Problem to work on » Locate each line below that includes "here" and reproduce it.

──────── Data for this exercise ────────

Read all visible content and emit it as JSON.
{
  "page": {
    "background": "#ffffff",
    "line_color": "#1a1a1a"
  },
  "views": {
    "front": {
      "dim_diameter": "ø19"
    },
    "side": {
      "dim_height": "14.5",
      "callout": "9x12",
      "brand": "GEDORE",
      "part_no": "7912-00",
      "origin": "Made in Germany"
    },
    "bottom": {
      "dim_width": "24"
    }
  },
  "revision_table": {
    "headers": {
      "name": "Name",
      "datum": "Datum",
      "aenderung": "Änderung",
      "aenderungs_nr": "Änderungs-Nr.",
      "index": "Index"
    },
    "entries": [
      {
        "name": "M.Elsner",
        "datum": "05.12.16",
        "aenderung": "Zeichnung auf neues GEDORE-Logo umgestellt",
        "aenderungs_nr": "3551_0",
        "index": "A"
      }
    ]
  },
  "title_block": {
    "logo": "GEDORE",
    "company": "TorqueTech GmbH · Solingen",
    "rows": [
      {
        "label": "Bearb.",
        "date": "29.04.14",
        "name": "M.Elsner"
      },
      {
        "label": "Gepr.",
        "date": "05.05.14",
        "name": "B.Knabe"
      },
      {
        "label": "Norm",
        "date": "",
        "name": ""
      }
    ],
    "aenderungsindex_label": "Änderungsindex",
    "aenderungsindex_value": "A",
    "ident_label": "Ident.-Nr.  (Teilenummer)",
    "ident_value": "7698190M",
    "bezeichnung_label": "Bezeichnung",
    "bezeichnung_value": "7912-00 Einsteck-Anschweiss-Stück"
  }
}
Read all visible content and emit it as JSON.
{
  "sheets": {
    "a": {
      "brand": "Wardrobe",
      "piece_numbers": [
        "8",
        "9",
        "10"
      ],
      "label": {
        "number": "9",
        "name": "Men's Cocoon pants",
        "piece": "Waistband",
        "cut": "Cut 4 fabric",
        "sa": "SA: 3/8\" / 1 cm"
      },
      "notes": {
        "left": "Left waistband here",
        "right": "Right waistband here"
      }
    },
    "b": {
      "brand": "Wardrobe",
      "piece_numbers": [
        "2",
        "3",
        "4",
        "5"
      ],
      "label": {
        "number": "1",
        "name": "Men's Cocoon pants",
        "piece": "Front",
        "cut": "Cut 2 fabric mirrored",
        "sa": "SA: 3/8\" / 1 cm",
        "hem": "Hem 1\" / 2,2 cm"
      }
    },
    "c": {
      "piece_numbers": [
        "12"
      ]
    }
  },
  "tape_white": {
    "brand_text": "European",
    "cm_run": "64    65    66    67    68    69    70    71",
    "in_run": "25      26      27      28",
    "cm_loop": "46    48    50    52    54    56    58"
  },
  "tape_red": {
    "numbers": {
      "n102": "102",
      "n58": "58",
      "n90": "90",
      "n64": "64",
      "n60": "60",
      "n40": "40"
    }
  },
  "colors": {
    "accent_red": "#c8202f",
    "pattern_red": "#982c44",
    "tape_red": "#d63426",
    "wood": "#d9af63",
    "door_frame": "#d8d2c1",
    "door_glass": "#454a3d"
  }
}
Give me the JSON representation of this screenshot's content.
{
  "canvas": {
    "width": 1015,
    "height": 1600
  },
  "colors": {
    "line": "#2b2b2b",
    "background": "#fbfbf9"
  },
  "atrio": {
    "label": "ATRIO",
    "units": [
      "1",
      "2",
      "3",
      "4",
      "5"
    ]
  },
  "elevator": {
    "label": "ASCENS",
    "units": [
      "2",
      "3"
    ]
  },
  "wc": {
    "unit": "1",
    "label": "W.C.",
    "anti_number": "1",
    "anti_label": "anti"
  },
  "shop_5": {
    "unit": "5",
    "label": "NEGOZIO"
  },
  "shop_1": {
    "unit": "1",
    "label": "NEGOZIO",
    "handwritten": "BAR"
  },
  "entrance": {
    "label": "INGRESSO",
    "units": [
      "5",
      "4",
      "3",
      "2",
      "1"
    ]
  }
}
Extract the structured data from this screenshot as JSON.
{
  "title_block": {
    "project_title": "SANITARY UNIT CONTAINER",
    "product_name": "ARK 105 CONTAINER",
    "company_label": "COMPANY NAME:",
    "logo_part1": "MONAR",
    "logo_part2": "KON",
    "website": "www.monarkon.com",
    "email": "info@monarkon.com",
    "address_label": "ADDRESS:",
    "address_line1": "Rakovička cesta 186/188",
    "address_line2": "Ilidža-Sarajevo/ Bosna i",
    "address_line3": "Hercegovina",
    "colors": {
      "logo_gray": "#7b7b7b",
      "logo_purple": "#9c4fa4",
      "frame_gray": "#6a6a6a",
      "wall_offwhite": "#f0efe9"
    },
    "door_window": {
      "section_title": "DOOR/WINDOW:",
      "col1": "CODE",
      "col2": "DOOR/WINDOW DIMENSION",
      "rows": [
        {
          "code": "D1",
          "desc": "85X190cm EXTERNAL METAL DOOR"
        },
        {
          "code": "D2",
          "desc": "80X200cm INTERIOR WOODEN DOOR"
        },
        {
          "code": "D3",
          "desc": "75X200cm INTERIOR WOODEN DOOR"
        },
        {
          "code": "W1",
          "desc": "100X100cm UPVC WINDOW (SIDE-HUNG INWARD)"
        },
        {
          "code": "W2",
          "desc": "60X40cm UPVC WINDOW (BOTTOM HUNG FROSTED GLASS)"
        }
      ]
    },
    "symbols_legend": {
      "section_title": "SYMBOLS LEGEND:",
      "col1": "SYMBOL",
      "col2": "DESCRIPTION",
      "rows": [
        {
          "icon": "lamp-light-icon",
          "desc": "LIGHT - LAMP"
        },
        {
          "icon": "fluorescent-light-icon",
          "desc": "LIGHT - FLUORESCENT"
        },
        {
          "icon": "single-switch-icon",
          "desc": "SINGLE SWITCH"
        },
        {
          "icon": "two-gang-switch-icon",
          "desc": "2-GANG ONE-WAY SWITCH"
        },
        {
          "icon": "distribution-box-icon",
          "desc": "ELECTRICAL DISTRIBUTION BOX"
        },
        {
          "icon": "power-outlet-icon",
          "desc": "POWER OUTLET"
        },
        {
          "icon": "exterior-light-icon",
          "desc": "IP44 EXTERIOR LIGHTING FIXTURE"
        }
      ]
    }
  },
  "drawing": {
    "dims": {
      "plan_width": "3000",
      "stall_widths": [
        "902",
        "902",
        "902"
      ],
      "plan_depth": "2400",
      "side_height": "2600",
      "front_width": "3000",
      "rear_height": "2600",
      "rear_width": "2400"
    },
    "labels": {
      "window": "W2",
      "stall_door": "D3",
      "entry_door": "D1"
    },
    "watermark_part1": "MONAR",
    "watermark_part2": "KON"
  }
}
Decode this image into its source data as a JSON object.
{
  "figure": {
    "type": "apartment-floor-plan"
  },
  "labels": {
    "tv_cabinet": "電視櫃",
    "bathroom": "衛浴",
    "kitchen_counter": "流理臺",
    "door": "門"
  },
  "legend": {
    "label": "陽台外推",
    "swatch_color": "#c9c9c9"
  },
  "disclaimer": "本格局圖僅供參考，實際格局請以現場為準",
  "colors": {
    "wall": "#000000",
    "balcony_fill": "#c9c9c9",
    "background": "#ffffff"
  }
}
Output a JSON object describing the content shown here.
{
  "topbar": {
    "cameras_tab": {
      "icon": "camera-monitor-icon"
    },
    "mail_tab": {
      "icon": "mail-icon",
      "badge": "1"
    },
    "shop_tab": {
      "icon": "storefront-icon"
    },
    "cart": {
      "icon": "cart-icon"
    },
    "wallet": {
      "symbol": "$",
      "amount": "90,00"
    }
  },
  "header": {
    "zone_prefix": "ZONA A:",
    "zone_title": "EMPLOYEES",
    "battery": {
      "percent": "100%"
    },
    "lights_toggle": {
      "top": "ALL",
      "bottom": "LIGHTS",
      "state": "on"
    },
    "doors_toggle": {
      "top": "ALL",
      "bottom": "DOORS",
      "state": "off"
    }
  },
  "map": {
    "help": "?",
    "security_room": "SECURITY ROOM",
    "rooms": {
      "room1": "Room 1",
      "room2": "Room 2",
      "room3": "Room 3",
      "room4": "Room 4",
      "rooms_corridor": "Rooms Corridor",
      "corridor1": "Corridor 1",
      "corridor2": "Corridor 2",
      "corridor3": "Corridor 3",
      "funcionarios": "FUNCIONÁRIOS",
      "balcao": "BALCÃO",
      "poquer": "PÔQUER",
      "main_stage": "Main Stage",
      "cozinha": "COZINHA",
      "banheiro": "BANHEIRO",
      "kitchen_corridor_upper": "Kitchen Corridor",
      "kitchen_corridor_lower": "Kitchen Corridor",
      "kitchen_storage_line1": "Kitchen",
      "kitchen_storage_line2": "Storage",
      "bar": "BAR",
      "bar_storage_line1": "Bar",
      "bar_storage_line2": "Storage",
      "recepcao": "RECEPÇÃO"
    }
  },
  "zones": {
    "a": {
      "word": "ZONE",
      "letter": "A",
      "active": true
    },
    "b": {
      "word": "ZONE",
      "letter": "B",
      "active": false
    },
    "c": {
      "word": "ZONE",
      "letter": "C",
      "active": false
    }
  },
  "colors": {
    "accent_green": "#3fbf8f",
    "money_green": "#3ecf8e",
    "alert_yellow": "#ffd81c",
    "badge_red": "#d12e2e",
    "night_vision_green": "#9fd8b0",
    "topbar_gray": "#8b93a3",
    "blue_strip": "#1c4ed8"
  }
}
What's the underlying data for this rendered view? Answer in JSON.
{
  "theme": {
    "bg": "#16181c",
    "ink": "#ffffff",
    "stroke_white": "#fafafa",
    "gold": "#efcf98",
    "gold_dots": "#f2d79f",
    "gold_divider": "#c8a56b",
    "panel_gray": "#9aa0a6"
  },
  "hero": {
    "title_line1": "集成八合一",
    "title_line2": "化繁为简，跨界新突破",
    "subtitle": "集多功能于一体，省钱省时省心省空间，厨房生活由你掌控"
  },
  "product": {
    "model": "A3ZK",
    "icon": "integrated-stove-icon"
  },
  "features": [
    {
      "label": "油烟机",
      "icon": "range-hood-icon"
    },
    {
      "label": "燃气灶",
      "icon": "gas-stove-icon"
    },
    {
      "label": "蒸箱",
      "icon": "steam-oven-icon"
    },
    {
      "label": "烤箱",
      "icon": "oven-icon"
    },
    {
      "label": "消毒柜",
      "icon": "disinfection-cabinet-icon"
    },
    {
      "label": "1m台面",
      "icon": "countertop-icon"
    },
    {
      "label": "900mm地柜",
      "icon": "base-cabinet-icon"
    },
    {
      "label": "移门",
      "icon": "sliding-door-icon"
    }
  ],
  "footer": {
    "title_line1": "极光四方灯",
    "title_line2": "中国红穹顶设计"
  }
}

────────

Solution »
        "left": "Left waistband here",
        "right": "Right waistband here"
Output a JSON object describing the content shown here.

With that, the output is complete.